The exercise —
Skip the pictures. Reproduce all other material exactly.

──────────

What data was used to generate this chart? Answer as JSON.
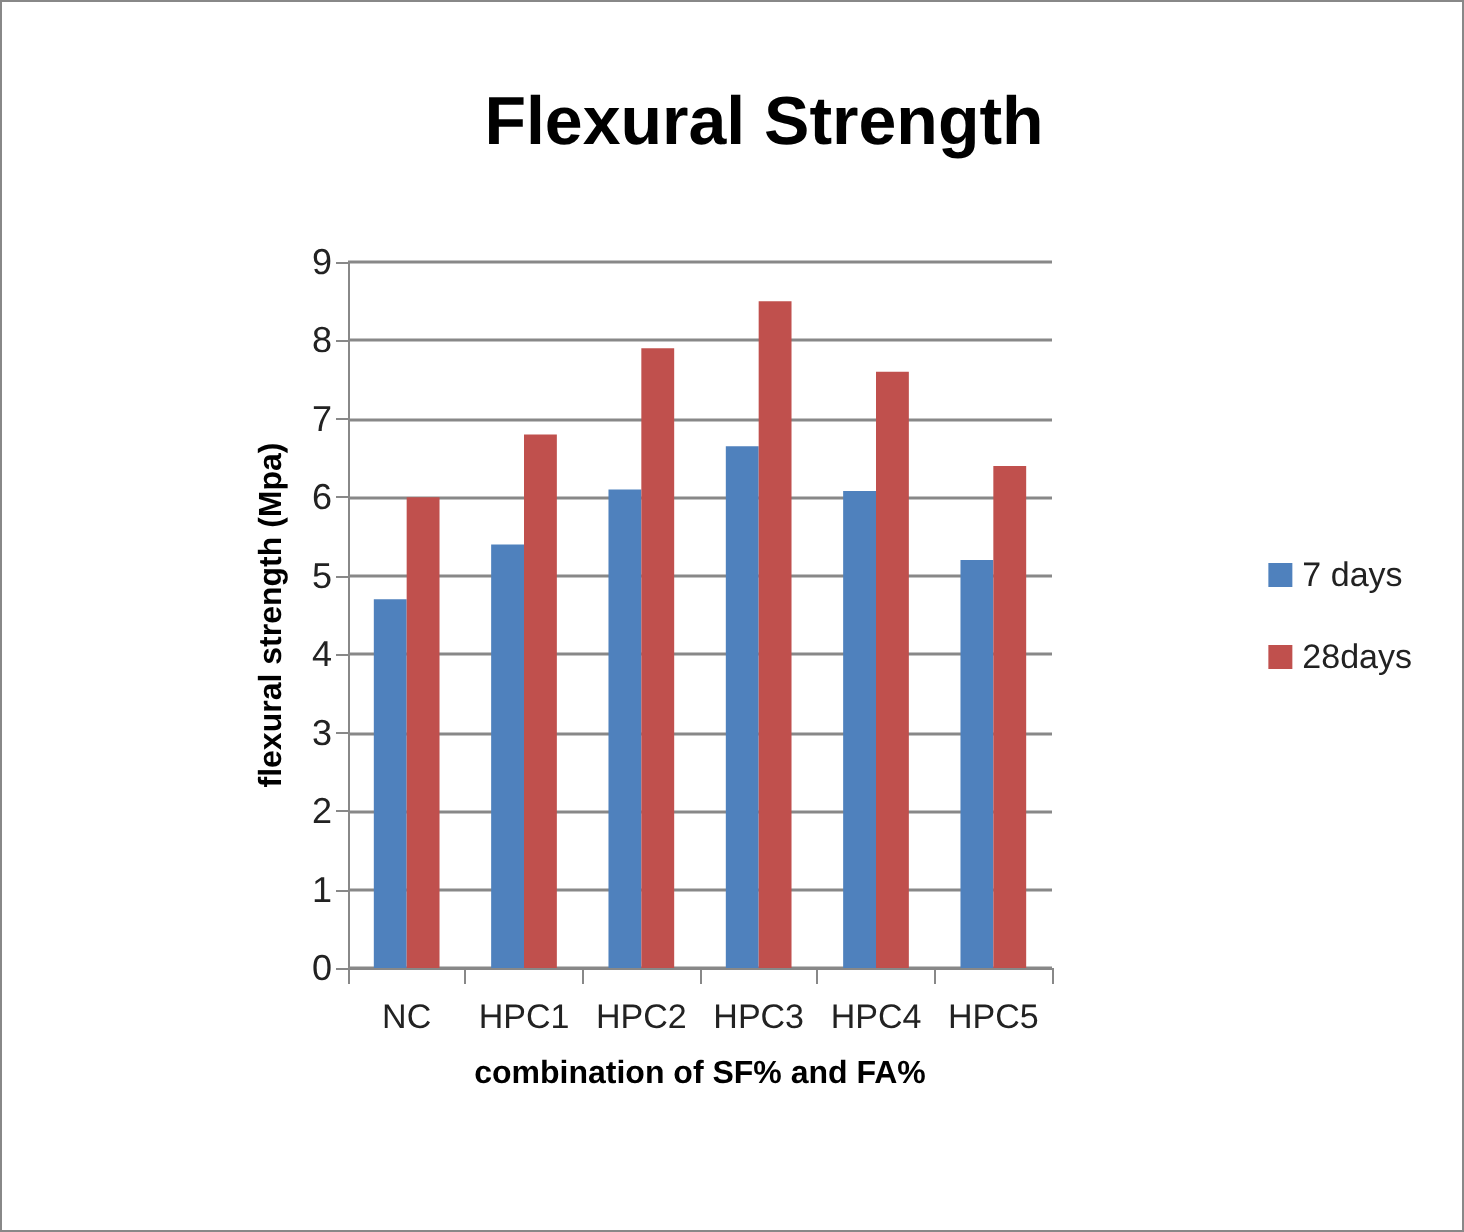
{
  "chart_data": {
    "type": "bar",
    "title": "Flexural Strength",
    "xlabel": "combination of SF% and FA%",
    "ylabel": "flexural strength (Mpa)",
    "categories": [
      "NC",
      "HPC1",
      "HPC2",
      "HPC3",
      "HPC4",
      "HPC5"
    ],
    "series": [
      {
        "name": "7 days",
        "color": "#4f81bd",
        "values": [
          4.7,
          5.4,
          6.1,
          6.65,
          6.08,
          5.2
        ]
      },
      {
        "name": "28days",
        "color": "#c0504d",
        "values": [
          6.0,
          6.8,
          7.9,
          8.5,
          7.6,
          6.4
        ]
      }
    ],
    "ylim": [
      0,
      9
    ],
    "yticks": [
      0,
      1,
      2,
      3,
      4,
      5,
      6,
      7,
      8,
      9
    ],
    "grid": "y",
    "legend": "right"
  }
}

──────────

Solution —
What data was used to generate this chart? Answer as JSON.
{
  "chart_data": {
    "type": "bar",
    "title": "Flexural Strength",
    "xlabel": "combination of SF% and FA%",
    "ylabel": "flexural strength (Mpa)",
    "categories": [
      "NC",
      "HPC1",
      "HPC2",
      "HPC3",
      "HPC4",
      "HPC5"
    ],
    "series": [
      {
        "name": "7 days",
        "color": "#4f81bd",
        "values": [
          4.7,
          5.4,
          6.1,
          6.65,
          6.08,
          5.2
        ]
      },
      {
        "name": "28days",
        "color": "#c0504d",
        "values": [
          6.0,
          6.8,
          7.9,
          8.5,
          7.6,
          6.4
        ]
      }
    ],
    "ylim": [
      0,
      9
    ],
    "yticks": [
      0,
      1,
      2,
      3,
      4,
      5,
      6,
      7,
      8,
      9
    ],
    "grid": "y",
    "legend": "right"
  }
}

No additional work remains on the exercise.